Would it be possible to write out each entry below exactly, without the pictures?

Stored dataset items
####

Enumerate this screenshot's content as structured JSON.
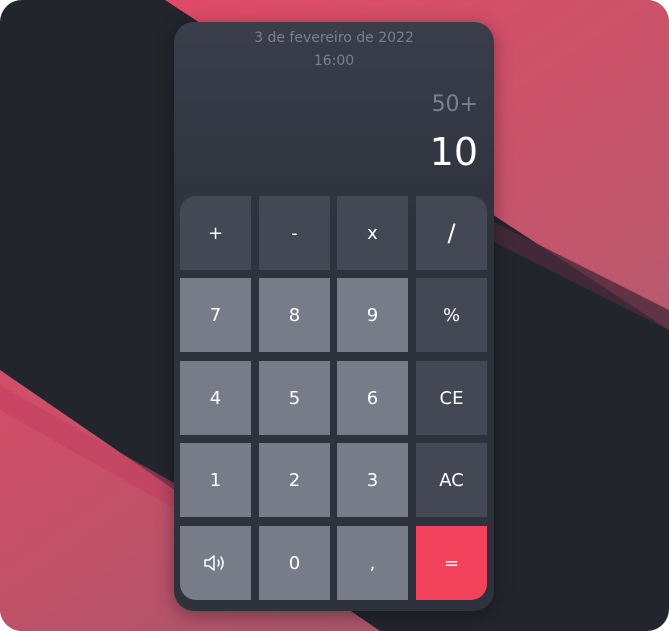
{
  "header": {
    "date": "3 de fevereiro de 2022",
    "time": "16:00"
  },
  "display": {
    "expression": "50+",
    "result": "10"
  },
  "keys": {
    "plus": "+",
    "minus": "-",
    "times": "x",
    "divide": "/",
    "seven": "7",
    "eight": "8",
    "nine": "9",
    "percent": "%",
    "four": "4",
    "five": "5",
    "six": "6",
    "ce": "CE",
    "one": "1",
    "two": "2",
    "three": "3",
    "ac": "AC",
    "sound_icon": "speaker-icon",
    "zero": "0",
    "comma": ",",
    "equals": "="
  },
  "colors": {
    "background_dark": "#23252d",
    "accent_pink": "#d24a63",
    "operator_key": "#444855",
    "number_key": "#777c89",
    "equals_key": "#f2425c"
  }
}
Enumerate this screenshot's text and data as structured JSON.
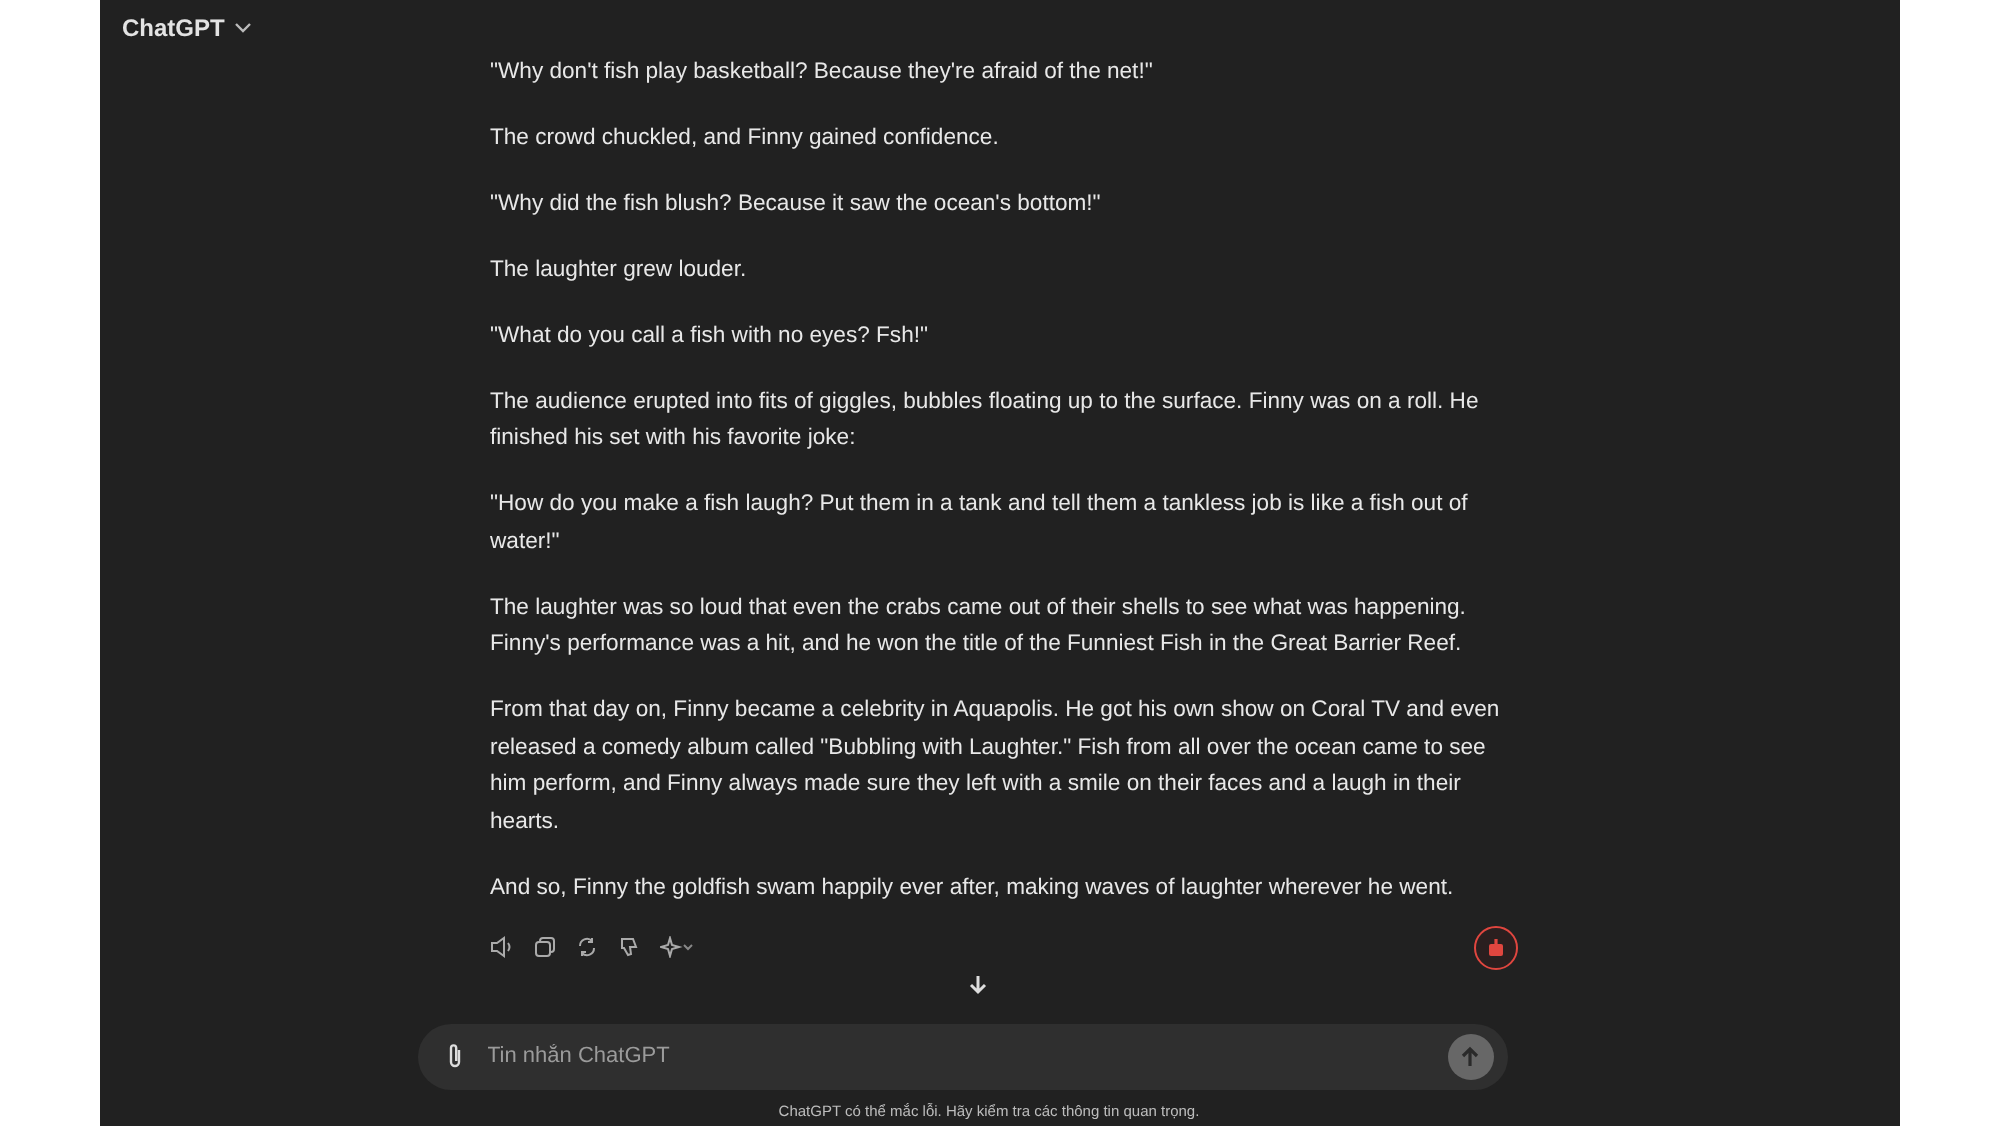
{
  "header": {
    "title": "ChatGPT"
  },
  "message": {
    "paragraphs": [
      "\"Why don't fish play basketball? Because they're afraid of the net!\"",
      "The crowd chuckled, and Finny gained confidence.",
      "\"Why did the fish blush? Because it saw the ocean's bottom!\"",
      "The laughter grew louder.",
      "\"What do you call a fish with no eyes? Fsh!\"",
      "The audience erupted into fits of giggles, bubbles floating up to the surface. Finny was on a roll. He finished his set with his favorite joke:",
      "\"How do you make a fish laugh? Put them in a tank and tell them a tankless job is like a fish out of water!\"",
      "The laughter was so loud that even the crabs came out of their shells to see what was happening. Finny's performance was a hit, and he won the title of the Funniest Fish in the Great Barrier Reef.",
      "From that day on, Finny became a celebrity in Aquapolis. He got his own show on Coral TV and even released a comedy album called \"Bubbling with Laughter.\" Fish from all over the ocean came to see him perform, and Finny always made sure they left with a smile on their faces and a laugh in their hearts.",
      "And so, Finny the goldfish swam happily ever after, making waves of laughter wherever he went."
    ]
  },
  "composer": {
    "placeholder": "Tin nhắn ChatGPT"
  },
  "disclaimer": "ChatGPT có thể mắc lỗi. Hãy kiểm tra các thông tin quan trọng."
}
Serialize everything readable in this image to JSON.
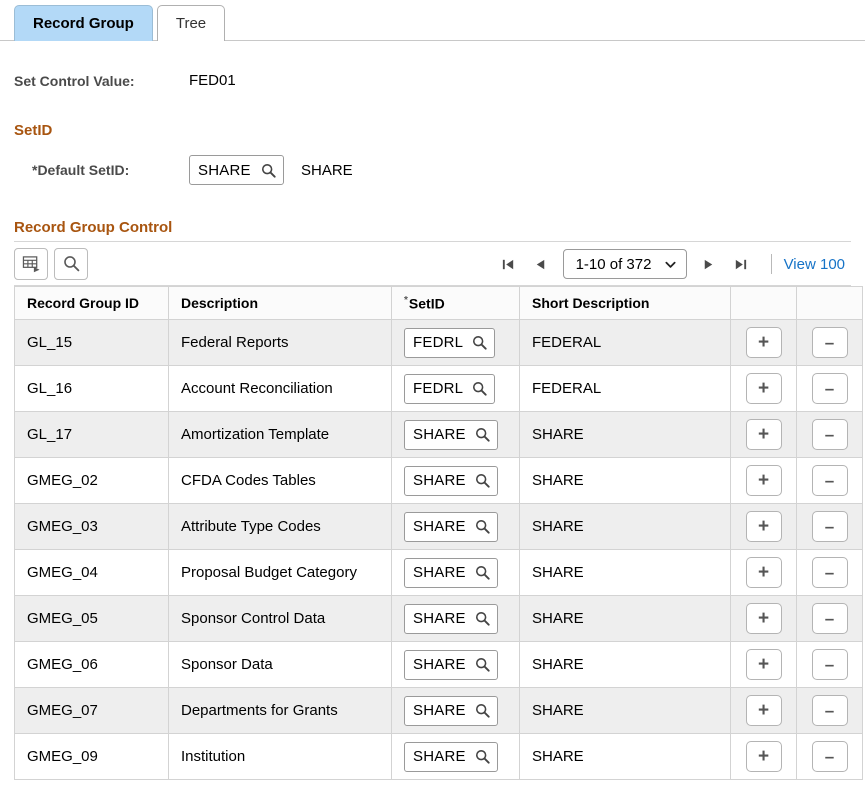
{
  "tabs": [
    {
      "label": "Record Group",
      "active": true
    },
    {
      "label": "Tree",
      "active": false
    }
  ],
  "header": {
    "set_control_label": "Set Control Value:",
    "set_control_value": "FED01"
  },
  "setid_section": {
    "title": "SetID",
    "default_setid_label": "*Default SetID:",
    "default_setid_value": "SHARE",
    "default_setid_description": "SHARE",
    "lookup_icon": "magnifier-icon"
  },
  "record_group_control": {
    "title": "Record Group Control",
    "toolbar": {
      "personalize_icon": "grid-personalize-icon",
      "find_icon": "search-icon"
    },
    "pager": {
      "first_icon": "first-page-icon",
      "prev_icon": "previous-page-icon",
      "range_label": "1-10 of 372",
      "dropdown_icon": "chevron-down-icon",
      "next_icon": "next-page-icon",
      "last_icon": "last-page-icon",
      "view_all_label": "View 100"
    },
    "columns": [
      "Record Group ID",
      "Description",
      "SetID",
      "Short Description",
      "",
      ""
    ],
    "setid_required": true,
    "row_add_label": "+",
    "row_delete_label": "–",
    "rows": [
      {
        "record_group_id": "GL_15",
        "description": "Federal Reports",
        "setid": "FEDRL",
        "short_description": "FEDERAL"
      },
      {
        "record_group_id": "GL_16",
        "description": "Account Reconciliation",
        "setid": "FEDRL",
        "short_description": "FEDERAL"
      },
      {
        "record_group_id": "GL_17",
        "description": "Amortization Template",
        "setid": "SHARE",
        "short_description": "SHARE"
      },
      {
        "record_group_id": "GMEG_02",
        "description": "CFDA Codes Tables",
        "setid": "SHARE",
        "short_description": "SHARE"
      },
      {
        "record_group_id": "GMEG_03",
        "description": "Attribute Type Codes",
        "setid": "SHARE",
        "short_description": "SHARE"
      },
      {
        "record_group_id": "GMEG_04",
        "description": "Proposal Budget Category",
        "setid": "SHARE",
        "short_description": "SHARE"
      },
      {
        "record_group_id": "GMEG_05",
        "description": "Sponsor Control Data",
        "setid": "SHARE",
        "short_description": "SHARE"
      },
      {
        "record_group_id": "GMEG_06",
        "description": "Sponsor Data",
        "setid": "SHARE",
        "short_description": "SHARE"
      },
      {
        "record_group_id": "GMEG_07",
        "description": "Departments for Grants",
        "setid": "SHARE",
        "short_description": "SHARE"
      },
      {
        "record_group_id": "GMEG_09",
        "description": "Institution",
        "setid": "SHARE",
        "short_description": "SHARE"
      }
    ]
  },
  "colors": {
    "active_tab": "#b3d9f7",
    "section_heading": "#a85510",
    "link": "#1673c7",
    "alt_row": "#eeeeee"
  }
}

####

__SOLUTION TO THIS EXERCISE__.
Enumerate this screenshot's content as structured JSON.
{
  "header": {
    "date": "3 de fevereiro de 2022",
    "time": "16:00"
  },
  "display": {
    "expression": "50+",
    "result": "10"
  },
  "keys": {
    "plus": "+",
    "minus": "-",
    "times": "x",
    "divide": "/",
    "seven": "7",
    "eight": "8",
    "nine": "9",
    "percent": "%",
    "four": "4",
    "five": "5",
    "six": "6",
    "ce": "CE",
    "one": "1",
    "two": "2",
    "three": "3",
    "ac": "AC",
    "sound_icon": "speaker-icon",
    "zero": "0",
    "comma": ",",
    "equals": "="
  },
  "colors": {
    "background_dark": "#23252d",
    "accent_pink": "#d24a63",
    "operator_key": "#444855",
    "number_key": "#777c89",
    "equals_key": "#f2425c"
  }
}
Enumerate this screenshot's text and data as structured JSON.
{
  "header": {
    "title": "ChatGPT"
  },
  "message": {
    "paragraphs": [
      "\"Why don't fish play basketball? Because they're afraid of the net!\"",
      "The crowd chuckled, and Finny gained confidence.",
      "\"Why did the fish blush? Because it saw the ocean's bottom!\"",
      "The laughter grew louder.",
      "\"What do you call a fish with no eyes? Fsh!\"",
      "The audience erupted into fits of giggles, bubbles floating up to the surface. Finny was on a roll. He finished his set with his favorite joke:",
      "\"How do you make a fish laugh? Put them in a tank and tell them a tankless job is like a fish out of water!\"",
      "The laughter was so loud that even the crabs came out of their shells to see what was happening. Finny's performance was a hit, and he won the title of the Funniest Fish in the Great Barrier Reef.",
      "From that day on, Finny became a celebrity in Aquapolis. He got his own show on Coral TV and even released a comedy album called \"Bubbling with Laughter.\" Fish from all over the ocean came to see him perform, and Finny always made sure they left with a smile on their faces and a laugh in their hearts.",
      "And so, Finny the goldfish swam happily ever after, making waves of laughter wherever he went."
    ]
  },
  "composer": {
    "placeholder": "Tin nhắn ChatGPT"
  },
  "disclaimer": "ChatGPT có thể mắc lỗi. Hãy kiểm tra các thông tin quan trọng."
}
Serialize everything readable in this image to JSON.
{
  "tabs": [
    {
      "label": "Record Group",
      "active": true
    },
    {
      "label": "Tree",
      "active": false
    }
  ],
  "header": {
    "set_control_label": "Set Control Value:",
    "set_control_value": "FED01"
  },
  "setid_section": {
    "title": "SetID",
    "default_setid_label": "*Default SetID:",
    "default_setid_value": "SHARE",
    "default_setid_description": "SHARE",
    "lookup_icon": "magnifier-icon"
  },
  "record_group_control": {
    "title": "Record Group Control",
    "toolbar": {
      "personalize_icon": "grid-personalize-icon",
      "find_icon": "search-icon"
    },
    "pager": {
      "first_icon": "first-page-icon",
      "prev_icon": "previous-page-icon",
      "range_label": "1-10 of 372",
      "dropdown_icon": "chevron-down-icon",
      "next_icon": "next-page-icon",
      "last_icon": "last-page-icon",
      "view_all_label": "View 100"
    },
    "columns": [
      "Record Group ID",
      "Description",
      "SetID",
      "Short Description",
      "",
      ""
    ],
    "setid_required": true,
    "row_add_label": "+",
    "row_delete_label": "–",
    "rows": [
      {
        "record_group_id": "GL_15",
        "description": "Federal Reports",
        "setid": "FEDRL",
        "short_description": "FEDERAL"
      },
      {
        "record_group_id": "GL_16",
        "description": "Account Reconciliation",
        "setid": "FEDRL",
        "short_description": "FEDERAL"
      },
      {
        "record_group_id": "GL_17",
        "description": "Amortization Template",
        "setid": "SHARE",
        "short_description": "SHARE"
      },
      {
        "record_group_id": "GMEG_02",
        "description": "CFDA Codes Tables",
        "setid": "SHARE",
        "short_description": "SHARE"
      },
      {
        "record_group_id": "GMEG_03",
        "description": "Attribute Type Codes",
        "setid": "SHARE",
        "short_description": "SHARE"
      },
      {
        "record_group_id": "GMEG_04",
        "description": "Proposal Budget Category",
        "setid": "SHARE",
        "short_description": "SHARE"
      },
      {
        "record_group_id": "GMEG_05",
        "description": "Sponsor Control Data",
        "setid": "SHARE",
        "short_description": "SHARE"
      },
      {
        "record_group_id": "GMEG_06",
        "description": "Sponsor Data",
        "setid": "SHARE",
        "short_description": "SHARE"
      },
      {
        "record_group_id": "GMEG_07",
        "description": "Departments for Grants",
        "setid": "SHARE",
        "short_description": "SHARE"
      },
      {
        "record_group_id": "GMEG_09",
        "description": "Institution",
        "setid": "SHARE",
        "short_description": "SHARE"
      }
    ]
  },
  "colors": {
    "active_tab": "#b3d9f7",
    "section_heading": "#a85510",
    "link": "#1673c7",
    "alt_row": "#eeeeee"
  }
}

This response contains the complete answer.